Aim of the exercise:
Where the word "name" occurs in a line, return that line.
★ ★ ★ ★
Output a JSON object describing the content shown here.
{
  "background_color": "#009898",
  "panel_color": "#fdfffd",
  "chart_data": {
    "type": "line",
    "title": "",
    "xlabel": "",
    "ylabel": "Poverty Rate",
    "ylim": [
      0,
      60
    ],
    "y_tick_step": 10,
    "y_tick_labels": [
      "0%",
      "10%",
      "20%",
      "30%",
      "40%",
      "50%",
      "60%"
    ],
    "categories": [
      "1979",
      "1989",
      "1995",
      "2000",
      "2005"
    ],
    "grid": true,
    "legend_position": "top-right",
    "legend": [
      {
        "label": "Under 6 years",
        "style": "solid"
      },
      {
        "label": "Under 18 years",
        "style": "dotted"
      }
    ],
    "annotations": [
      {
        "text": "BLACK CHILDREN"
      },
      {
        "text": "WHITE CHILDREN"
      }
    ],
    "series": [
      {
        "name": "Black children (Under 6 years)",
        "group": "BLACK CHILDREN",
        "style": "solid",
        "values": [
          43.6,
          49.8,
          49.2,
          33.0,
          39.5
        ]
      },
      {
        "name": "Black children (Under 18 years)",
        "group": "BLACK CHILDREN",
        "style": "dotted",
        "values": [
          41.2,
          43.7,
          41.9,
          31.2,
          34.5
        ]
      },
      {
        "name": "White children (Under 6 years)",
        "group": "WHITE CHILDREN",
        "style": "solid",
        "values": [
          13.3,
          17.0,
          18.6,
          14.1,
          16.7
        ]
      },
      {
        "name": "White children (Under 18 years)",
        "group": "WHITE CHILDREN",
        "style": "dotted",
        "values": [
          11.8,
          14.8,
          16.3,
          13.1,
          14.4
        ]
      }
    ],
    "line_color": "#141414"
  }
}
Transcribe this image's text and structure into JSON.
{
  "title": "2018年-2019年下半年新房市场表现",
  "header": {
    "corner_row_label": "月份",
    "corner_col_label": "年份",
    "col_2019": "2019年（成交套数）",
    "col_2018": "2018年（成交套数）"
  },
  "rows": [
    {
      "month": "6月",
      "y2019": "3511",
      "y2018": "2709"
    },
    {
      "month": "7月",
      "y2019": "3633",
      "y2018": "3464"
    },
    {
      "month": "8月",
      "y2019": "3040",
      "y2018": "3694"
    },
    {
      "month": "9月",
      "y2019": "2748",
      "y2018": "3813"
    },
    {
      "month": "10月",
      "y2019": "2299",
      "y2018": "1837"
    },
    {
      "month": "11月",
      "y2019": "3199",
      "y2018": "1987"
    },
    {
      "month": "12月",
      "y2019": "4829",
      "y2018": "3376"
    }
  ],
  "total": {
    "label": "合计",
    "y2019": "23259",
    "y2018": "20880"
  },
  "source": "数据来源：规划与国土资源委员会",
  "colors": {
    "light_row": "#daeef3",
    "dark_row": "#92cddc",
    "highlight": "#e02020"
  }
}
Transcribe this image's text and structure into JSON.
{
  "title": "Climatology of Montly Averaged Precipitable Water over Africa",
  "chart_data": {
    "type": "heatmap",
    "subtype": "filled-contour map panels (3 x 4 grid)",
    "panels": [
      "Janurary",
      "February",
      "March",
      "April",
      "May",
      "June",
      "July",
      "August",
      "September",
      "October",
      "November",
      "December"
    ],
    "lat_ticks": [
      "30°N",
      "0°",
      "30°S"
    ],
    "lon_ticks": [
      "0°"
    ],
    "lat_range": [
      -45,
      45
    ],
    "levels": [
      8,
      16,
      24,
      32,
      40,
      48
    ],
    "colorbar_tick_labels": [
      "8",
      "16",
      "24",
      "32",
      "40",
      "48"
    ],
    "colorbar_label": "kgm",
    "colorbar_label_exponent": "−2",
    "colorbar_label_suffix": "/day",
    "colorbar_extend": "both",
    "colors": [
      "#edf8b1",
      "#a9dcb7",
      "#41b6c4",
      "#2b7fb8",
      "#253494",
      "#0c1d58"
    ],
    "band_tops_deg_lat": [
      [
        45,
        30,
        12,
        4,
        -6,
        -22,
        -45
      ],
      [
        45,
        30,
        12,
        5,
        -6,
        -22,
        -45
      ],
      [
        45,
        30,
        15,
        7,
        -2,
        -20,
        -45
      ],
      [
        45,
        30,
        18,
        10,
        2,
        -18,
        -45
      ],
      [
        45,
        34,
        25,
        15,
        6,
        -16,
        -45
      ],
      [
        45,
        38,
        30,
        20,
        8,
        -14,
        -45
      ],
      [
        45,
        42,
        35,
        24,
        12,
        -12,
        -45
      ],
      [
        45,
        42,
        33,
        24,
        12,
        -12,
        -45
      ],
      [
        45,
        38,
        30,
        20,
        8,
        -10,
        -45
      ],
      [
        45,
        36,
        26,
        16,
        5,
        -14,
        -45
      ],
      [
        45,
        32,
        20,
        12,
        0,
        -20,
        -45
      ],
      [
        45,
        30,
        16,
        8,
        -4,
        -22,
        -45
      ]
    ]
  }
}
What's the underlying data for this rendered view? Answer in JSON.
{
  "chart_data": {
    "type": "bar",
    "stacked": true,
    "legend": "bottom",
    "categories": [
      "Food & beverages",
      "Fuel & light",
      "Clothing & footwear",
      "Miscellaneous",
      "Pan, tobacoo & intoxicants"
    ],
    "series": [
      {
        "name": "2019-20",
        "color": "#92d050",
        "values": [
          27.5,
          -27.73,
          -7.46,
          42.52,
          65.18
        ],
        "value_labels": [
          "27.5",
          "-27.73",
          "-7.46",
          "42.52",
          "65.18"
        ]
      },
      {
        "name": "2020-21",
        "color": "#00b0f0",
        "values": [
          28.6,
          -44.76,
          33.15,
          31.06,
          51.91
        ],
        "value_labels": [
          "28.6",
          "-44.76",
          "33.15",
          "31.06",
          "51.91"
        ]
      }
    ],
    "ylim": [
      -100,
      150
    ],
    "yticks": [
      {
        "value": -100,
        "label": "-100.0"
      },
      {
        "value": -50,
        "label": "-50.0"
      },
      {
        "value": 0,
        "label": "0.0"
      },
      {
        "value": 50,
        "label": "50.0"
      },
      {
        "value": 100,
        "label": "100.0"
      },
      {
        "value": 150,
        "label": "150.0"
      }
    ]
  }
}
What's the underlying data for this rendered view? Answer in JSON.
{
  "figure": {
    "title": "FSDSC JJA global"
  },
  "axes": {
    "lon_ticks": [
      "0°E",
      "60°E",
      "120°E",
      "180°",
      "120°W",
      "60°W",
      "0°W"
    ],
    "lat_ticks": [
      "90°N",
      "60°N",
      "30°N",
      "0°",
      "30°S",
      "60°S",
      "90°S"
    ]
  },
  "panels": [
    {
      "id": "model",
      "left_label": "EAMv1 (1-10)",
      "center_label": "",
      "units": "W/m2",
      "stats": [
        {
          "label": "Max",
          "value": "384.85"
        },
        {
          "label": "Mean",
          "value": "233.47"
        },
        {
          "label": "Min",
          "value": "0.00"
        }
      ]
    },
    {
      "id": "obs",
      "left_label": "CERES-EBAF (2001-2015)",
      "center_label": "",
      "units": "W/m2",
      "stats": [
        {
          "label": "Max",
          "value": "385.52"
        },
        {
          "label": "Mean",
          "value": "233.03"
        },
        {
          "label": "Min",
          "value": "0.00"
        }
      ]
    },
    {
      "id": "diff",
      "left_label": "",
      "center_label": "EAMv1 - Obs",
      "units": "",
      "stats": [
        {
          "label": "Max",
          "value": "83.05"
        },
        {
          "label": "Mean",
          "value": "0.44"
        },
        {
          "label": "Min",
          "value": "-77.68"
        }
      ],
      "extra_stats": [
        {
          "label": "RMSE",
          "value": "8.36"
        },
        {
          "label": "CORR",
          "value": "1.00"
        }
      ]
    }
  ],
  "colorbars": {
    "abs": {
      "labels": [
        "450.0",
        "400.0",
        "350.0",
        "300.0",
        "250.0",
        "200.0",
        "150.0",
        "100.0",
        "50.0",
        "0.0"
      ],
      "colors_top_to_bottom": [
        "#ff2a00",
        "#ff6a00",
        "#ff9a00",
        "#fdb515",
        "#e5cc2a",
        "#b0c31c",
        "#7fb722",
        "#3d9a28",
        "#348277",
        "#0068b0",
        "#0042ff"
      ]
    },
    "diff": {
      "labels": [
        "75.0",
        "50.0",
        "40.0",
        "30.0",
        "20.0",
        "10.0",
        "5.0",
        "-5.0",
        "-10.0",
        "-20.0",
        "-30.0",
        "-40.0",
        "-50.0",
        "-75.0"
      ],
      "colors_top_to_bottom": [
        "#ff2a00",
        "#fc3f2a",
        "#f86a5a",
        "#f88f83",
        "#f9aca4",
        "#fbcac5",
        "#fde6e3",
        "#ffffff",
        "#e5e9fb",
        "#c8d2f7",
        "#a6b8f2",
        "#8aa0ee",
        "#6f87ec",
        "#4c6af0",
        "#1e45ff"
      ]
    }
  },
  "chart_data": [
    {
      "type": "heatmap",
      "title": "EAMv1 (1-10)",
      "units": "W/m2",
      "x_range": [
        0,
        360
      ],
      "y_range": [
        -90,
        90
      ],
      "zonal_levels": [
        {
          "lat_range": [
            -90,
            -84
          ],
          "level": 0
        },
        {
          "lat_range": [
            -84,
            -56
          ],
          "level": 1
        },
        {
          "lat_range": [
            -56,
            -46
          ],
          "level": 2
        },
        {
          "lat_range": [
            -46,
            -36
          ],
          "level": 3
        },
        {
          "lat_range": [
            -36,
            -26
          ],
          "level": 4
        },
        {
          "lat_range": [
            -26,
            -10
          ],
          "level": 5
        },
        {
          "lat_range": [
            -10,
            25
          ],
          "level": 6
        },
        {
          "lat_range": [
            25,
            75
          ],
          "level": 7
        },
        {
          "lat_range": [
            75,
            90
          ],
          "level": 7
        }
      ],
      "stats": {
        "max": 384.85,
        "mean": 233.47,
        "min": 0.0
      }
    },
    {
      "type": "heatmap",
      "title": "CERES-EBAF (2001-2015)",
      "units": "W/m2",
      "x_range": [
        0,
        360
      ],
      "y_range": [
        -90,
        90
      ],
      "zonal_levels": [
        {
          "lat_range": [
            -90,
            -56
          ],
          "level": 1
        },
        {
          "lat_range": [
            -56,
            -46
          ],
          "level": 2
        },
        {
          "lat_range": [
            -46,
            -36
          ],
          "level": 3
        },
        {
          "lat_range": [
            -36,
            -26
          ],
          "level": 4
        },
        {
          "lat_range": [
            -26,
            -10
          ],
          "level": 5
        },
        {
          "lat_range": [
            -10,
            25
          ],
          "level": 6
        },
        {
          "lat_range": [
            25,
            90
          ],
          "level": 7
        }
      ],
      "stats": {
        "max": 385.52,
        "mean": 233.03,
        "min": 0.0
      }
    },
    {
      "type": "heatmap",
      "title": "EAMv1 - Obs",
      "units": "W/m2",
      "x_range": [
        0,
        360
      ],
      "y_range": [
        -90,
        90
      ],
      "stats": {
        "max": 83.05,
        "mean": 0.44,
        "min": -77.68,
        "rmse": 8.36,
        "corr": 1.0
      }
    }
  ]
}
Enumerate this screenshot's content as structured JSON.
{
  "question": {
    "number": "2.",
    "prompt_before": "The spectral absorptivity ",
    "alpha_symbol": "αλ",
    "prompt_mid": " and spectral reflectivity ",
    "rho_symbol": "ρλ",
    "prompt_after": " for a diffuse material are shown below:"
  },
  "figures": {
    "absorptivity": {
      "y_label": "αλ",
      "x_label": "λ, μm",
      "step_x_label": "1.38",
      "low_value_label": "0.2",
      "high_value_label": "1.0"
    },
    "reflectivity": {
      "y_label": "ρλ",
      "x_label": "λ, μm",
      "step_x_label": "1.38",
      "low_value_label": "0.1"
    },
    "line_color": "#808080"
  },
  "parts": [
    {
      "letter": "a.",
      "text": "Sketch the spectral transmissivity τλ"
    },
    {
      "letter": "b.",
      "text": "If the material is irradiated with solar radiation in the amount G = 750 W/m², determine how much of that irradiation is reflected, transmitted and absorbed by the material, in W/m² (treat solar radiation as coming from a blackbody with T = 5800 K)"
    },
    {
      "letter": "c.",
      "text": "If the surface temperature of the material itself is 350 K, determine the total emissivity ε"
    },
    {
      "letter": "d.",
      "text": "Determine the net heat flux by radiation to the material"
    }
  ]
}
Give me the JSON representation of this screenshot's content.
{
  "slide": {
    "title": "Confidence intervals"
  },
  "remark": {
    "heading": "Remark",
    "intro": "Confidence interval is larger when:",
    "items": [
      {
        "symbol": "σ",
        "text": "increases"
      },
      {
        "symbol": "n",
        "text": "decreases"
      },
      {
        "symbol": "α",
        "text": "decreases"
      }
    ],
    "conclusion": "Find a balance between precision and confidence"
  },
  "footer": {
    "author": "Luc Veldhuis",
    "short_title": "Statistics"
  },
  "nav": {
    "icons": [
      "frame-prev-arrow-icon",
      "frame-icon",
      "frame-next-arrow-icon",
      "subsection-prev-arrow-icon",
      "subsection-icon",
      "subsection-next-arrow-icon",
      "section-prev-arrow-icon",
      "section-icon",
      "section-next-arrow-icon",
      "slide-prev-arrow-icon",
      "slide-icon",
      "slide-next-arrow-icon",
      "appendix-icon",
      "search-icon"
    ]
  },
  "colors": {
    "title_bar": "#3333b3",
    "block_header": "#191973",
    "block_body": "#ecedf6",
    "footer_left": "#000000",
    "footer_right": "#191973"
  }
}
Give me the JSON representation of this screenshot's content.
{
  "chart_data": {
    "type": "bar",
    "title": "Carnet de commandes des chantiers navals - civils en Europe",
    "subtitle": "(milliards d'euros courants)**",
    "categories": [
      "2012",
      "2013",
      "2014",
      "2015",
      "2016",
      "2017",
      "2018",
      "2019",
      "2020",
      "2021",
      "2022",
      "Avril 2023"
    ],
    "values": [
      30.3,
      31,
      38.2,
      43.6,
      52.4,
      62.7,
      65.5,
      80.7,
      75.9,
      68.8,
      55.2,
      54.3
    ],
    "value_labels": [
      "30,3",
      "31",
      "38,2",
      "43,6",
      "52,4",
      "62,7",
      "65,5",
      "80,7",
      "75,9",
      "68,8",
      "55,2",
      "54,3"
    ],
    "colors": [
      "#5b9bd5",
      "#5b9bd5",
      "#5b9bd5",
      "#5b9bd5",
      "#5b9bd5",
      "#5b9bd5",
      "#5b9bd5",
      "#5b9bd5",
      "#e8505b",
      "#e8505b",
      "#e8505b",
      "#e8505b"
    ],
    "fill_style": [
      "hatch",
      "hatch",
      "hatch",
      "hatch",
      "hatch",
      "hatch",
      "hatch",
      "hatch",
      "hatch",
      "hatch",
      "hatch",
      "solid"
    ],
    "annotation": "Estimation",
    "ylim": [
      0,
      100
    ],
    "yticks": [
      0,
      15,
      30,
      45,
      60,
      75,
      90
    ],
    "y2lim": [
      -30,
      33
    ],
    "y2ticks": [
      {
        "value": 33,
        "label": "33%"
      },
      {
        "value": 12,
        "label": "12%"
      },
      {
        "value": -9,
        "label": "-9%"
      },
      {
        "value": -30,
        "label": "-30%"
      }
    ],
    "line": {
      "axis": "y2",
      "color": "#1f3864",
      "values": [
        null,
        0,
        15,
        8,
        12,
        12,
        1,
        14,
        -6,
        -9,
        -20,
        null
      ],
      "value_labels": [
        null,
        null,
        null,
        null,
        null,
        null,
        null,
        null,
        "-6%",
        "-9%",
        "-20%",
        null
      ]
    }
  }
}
★ ★ ★ ★
Full output:
        "name": "Black children (Under 6 years)",
        "name": "Black children (Under 18 years)",
        "name": "White children (Under 6 years)",
        "name": "White children (Under 18 years)",
        "name": "2019-20",
        "name": "2020-21",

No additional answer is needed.